• **TASK DIRECTIONS**
Write out each line beneath this one exactly as it reads.

• **MATERIAL FOR THIS TASK**

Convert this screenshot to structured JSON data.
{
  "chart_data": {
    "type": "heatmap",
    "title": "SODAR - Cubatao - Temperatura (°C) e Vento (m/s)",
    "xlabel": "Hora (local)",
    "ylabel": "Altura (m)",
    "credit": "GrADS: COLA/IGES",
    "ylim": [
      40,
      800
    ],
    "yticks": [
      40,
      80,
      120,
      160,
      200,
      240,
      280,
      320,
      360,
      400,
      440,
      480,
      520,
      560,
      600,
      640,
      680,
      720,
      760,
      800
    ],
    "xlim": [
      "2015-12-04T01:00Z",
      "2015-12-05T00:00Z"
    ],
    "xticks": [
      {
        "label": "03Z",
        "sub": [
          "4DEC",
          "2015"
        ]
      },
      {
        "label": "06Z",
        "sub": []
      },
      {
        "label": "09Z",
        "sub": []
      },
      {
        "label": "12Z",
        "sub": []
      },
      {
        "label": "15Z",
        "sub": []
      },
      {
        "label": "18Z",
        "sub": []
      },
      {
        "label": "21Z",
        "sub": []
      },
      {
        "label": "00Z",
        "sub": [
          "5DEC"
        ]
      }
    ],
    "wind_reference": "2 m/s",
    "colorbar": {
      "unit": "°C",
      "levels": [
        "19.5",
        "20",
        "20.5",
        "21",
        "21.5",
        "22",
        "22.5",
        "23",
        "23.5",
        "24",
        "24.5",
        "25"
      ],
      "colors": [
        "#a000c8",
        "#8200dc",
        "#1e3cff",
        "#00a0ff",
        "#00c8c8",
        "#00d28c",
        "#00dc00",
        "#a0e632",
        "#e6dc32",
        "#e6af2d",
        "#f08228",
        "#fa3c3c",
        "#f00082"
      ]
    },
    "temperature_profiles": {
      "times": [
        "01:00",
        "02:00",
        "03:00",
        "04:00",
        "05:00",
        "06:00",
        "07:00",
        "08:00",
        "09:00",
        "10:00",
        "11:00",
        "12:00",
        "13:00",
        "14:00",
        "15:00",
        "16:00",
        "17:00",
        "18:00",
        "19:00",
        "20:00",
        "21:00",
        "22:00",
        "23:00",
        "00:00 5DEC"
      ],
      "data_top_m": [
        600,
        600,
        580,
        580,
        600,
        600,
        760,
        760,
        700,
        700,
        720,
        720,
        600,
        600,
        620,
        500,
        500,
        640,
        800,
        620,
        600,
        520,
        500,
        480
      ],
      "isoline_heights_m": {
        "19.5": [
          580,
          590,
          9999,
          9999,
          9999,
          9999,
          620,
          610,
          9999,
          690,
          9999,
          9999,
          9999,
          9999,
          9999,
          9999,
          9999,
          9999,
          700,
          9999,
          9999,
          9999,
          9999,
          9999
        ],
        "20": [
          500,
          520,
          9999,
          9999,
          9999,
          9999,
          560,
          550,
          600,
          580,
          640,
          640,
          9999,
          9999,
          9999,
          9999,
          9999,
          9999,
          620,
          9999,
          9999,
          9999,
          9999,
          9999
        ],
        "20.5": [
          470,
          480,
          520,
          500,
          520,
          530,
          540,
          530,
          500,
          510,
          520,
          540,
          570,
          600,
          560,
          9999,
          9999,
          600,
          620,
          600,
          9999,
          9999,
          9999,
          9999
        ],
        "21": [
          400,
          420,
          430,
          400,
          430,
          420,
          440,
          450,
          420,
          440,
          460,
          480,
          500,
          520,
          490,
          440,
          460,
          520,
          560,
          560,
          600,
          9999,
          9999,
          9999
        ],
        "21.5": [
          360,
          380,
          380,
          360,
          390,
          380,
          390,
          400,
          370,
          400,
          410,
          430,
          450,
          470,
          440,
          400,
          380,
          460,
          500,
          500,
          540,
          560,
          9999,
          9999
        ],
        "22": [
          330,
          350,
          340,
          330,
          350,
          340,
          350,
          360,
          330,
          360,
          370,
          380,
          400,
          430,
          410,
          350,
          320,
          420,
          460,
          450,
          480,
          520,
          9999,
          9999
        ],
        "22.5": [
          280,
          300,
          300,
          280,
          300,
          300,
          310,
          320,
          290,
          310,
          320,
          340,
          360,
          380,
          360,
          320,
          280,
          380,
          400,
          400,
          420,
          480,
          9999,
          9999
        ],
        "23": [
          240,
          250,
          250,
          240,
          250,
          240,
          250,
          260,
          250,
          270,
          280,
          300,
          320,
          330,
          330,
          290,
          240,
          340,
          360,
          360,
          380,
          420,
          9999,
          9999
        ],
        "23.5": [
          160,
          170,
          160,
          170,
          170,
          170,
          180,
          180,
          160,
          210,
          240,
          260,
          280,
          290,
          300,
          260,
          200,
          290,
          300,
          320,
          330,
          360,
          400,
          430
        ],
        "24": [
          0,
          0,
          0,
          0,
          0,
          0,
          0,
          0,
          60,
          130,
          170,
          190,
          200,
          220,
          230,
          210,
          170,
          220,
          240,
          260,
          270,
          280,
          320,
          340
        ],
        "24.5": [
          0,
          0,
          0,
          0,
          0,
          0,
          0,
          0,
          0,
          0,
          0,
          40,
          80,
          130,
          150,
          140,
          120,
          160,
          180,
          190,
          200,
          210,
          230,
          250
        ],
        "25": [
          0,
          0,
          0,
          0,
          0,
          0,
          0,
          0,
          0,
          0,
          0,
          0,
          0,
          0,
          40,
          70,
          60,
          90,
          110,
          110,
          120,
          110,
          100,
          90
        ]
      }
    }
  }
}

• **PROBLEM SOLUTION**
Convert this screenshot to structured JSON data.
{
  "chart_data": {
    "type": "heatmap",
    "title": "SODAR - Cubatao - Temperatura (°C) e Vento (m/s)",
    "xlabel": "Hora (local)",
    "ylabel": "Altura (m)",
    "credit": "GrADS: COLA/IGES",
    "ylim": [
      40,
      800
    ],
    "yticks": [
      40,
      80,
      120,
      160,
      200,
      240,
      280,
      320,
      360,
      400,
      440,
      480,
      520,
      560,
      600,
      640,
      680,
      720,
      760,
      800
    ],
    "xlim": [
      "2015-12-04T01:00Z",
      "2015-12-05T00:00Z"
    ],
    "xticks": [
      {
        "label": "03Z",
        "sub": [
          "4DEC",
          "2015"
        ]
      },
      {
        "label": "06Z",
        "sub": []
      },
      {
        "label": "09Z",
        "sub": []
      },
      {
        "label": "12Z",
        "sub": []
      },
      {
        "label": "15Z",
        "sub": []
      },
      {
        "label": "18Z",
        "sub": []
      },
      {
        "label": "21Z",
        "sub": []
      },
      {
        "label": "00Z",
        "sub": [
          "5DEC"
        ]
      }
    ],
    "wind_reference": "2 m/s",
    "colorbar": {
      "unit": "°C",
      "levels": [
        "19.5",
        "20",
        "20.5",
        "21",
        "21.5",
        "22",
        "22.5",
        "23",
        "23.5",
        "24",
        "24.5",
        "25"
      ],
      "colors": [
        "#a000c8",
        "#8200dc",
        "#1e3cff",
        "#00a0ff",
        "#00c8c8",
        "#00d28c",
        "#00dc00",
        "#a0e632",
        "#e6dc32",
        "#e6af2d",
        "#f08228",
        "#fa3c3c",
        "#f00082"
      ]
    },
    "temperature_profiles": {
      "times": [
        "01:00",
        "02:00",
        "03:00",
        "04:00",
        "05:00",
        "06:00",
        "07:00",
        "08:00",
        "09:00",
        "10:00",
        "11:00",
        "12:00",
        "13:00",
        "14:00",
        "15:00",
        "16:00",
        "17:00",
        "18:00",
        "19:00",
        "20:00",
        "21:00",
        "22:00",
        "23:00",
        "00:00 5DEC"
      ],
      "data_top_m": [
        600,
        600,
        580,
        580,
        600,
        600,
        760,
        760,
        700,
        700,
        720,
        720,
        600,
        600,
        620,
        500,
        500,
        640,
        800,
        620,
        600,
        520,
        500,
        480
      ],
      "isoline_heights_m": {
        "19.5": [
          580,
          590,
          9999,
          9999,
          9999,
          9999,
          620,
          610,
          9999,
          690,
          9999,
          9999,
          9999,
          9999,
          9999,
          9999,
          9999,
          9999,
          700,
          9999,
          9999,
          9999,
          9999,
          9999
        ],
        "20": [
          500,
          520,
          9999,
          9999,
          9999,
          9999,
          560,
          550,
          600,
          580,
          640,
          640,
          9999,
          9999,
          9999,
          9999,
          9999,
          9999,
          620,
          9999,
          9999,
          9999,
          9999,
          9999
        ],
        "20.5": [
          470,
          480,
          520,
          500,
          520,
          530,
          540,
          530,
          500,
          510,
          520,
          540,
          570,
          600,
          560,
          9999,
          9999,
          600,
          620,
          600,
          9999,
          9999,
          9999,
          9999
        ],
        "21": [
          400,
          420,
          430,
          400,
          430,
          420,
          440,
          450,
          420,
          440,
          460,
          480,
          500,
          520,
          490,
          440,
          460,
          520,
          560,
          560,
          600,
          9999,
          9999,
          9999
        ],
        "21.5": [
          360,
          380,
          380,
          360,
          390,
          380,
          390,
          400,
          370,
          400,
          410,
          430,
          450,
          470,
          440,
          400,
          380,
          460,
          500,
          500,
          540,
          560,
          9999,
          9999
        ],
        "22": [
          330,
          350,
          340,
          330,
          350,
          340,
          350,
          360,
          330,
          360,
          370,
          380,
          400,
          430,
          410,
          350,
          320,
          420,
          460,
          450,
          480,
          520,
          9999,
          9999
        ],
        "22.5": [
          280,
          300,
          300,
          280,
          300,
          300,
          310,
          320,
          290,
          310,
          320,
          340,
          360,
          380,
          360,
          320,
          280,
          380,
          400,
          400,
          420,
          480,
          9999,
          9999
        ],
        "23": [
          240,
          250,
          250,
          240,
          250,
          240,
          250,
          260,
          250,
          270,
          280,
          300,
          320,
          330,
          330,
          290,
          240,
          340,
          360,
          360,
          380,
          420,
          9999,
          9999
        ],
        "23.5": [
          160,
          170,
          160,
          170,
          170,
          170,
          180,
          180,
          160,
          210,
          240,
          260,
          280,
          290,
          300,
          260,
          200,
          290,
          300,
          320,
          330,
          360,
          400,
          430
        ],
        "24": [
          0,
          0,
          0,
          0,
          0,
          0,
          0,
          0,
          60,
          130,
          170,
          190,
          200,
          220,
          230,
          210,
          170,
          220,
          240,
          260,
          270,
          280,
          320,
          340
        ],
        "24.5": [
          0,
          0,
          0,
          0,
          0,
          0,
          0,
          0,
          0,
          0,
          0,
          40,
          80,
          130,
          150,
          140,
          120,
          160,
          180,
          190,
          200,
          210,
          230,
          250
        ],
        "25": [
          0,
          0,
          0,
          0,
          0,
          0,
          0,
          0,
          0,
          0,
          0,
          0,
          0,
          0,
          40,
          70,
          60,
          90,
          110,
          110,
          120,
          110,
          100,
          90
        ]
      }
    }
  }
}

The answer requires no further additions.